● Goal:
Nothing should be left out: output all of the entries exactly.

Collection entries
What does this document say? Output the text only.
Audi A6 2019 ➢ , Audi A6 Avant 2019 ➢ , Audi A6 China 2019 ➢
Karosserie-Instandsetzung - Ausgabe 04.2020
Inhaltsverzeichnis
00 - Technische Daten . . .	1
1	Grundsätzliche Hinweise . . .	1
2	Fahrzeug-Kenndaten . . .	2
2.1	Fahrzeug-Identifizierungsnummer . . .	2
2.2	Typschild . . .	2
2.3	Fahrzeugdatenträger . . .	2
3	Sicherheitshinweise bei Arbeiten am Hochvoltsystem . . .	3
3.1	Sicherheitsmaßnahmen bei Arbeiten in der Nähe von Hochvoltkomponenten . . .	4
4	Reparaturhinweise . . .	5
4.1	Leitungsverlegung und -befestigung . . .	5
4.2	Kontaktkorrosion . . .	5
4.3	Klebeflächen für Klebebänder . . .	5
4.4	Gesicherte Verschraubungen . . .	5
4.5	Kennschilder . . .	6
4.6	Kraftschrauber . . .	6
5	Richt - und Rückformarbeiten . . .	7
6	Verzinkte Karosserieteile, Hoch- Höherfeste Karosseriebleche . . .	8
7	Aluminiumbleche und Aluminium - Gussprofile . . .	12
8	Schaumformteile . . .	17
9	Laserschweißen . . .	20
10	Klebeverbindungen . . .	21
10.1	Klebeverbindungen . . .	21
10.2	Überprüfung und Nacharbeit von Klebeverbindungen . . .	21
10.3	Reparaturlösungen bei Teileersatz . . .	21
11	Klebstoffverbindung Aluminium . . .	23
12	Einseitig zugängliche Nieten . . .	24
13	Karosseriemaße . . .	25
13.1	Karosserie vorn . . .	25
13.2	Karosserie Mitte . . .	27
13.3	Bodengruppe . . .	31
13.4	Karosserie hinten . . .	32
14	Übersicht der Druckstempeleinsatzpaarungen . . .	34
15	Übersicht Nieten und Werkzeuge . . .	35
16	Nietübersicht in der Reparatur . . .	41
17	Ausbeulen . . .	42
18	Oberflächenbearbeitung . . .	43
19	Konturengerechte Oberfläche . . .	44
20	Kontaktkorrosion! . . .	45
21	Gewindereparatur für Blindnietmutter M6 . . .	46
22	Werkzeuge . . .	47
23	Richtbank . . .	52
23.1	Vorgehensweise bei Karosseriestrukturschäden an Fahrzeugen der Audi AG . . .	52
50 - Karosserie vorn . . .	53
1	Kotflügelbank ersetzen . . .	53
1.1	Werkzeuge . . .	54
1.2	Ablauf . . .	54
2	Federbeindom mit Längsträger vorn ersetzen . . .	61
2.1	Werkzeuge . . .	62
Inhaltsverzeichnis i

● In response:
What does this document say? Output the text only.
Audi A6 2019 ➢ , Audi A6 Avant 2019 ➢ , Audi A6 China 2019 ➢
Karosserie-Instandsetzung - Ausgabe 04.2020
Inhaltsverzeichnis
00 - Technische Daten . . .	1
1	Grundsätzliche Hinweise . . .	1
2	Fahrzeug-Kenndaten . . .	2
2.1	Fahrzeug-Identifizierungsnummer . . .	2
2.2	Typschild . . .	2
2.3	Fahrzeugdatenträger . . .	2
3	Sicherheitshinweise bei Arbeiten am Hochvoltsystem . . .	3
3.1	Sicherheitsmaßnahmen bei Arbeiten in der Nähe von Hochvoltkomponenten . . .	4
4	Reparaturhinweise . . .	5
4.1	Leitungsverlegung und -befestigung . . .	5
4.2	Kontaktkorrosion . . .	5
4.3	Klebeflächen für Klebebänder . . .	5
4.4	Gesicherte Verschraubungen . . .	5
4.5	Kennschilder . . .	6
4.6	Kraftschrauber . . .	6
5	Richt - und Rückformarbeiten . . .	7
6	Verzinkte Karosserieteile, Hoch- Höherfeste Karosseriebleche . . .	8
7	Aluminiumbleche und Aluminium - Gussprofile . . .	12
8	Schaumformteile . . .	17
9	Laserschweißen . . .	20
10	Klebeverbindungen . . .	21
10.1	Klebeverbindungen . . .	21
10.2	Überprüfung und Nacharbeit von Klebeverbindungen . . .	21
10.3	Reparaturlösungen bei Teileersatz . . .	21
11	Klebstoffverbindung Aluminium . . .	23
12	Einseitig zugängliche Nieten . . .	24
13	Karosseriemaße . . .	25
13.1	Karosserie vorn . . .	25
13.2	Karosserie Mitte . . .	27
13.3	Bodengruppe . . .	31
13.4	Karosserie hinten . . .	32
14	Übersicht der Druckstempeleinsatzpaarungen . . .	34
15	Übersicht Nieten und Werkzeuge . . .	35
16	Nietübersicht in der Reparatur . . .	41
17	Ausbeulen . . .	42
18	Oberflächenbearbeitung . . .	43
19	Konturengerechte Oberfläche . . .	44
20	Kontaktkorrosion! . . .	45
21	Gewindereparatur für Blindnietmutter M6 . . .	46
22	Werkzeuge . . .	47
23	Richtbank . . .	52
23.1	Vorgehensweise bei Karosseriestrukturschäden an Fahrzeugen der Audi AG . . .	52
50 - Karosserie vorn . . .	53
1	Kotflügelbank ersetzen . . .	53
1.1	Werkzeuge . . .	54
1.2	Ablauf . . .	54
2	Federbeindom mit Längsträger vorn ersetzen . . .	61
2.1	Werkzeuge . . .	62
Inhaltsverzeichnis i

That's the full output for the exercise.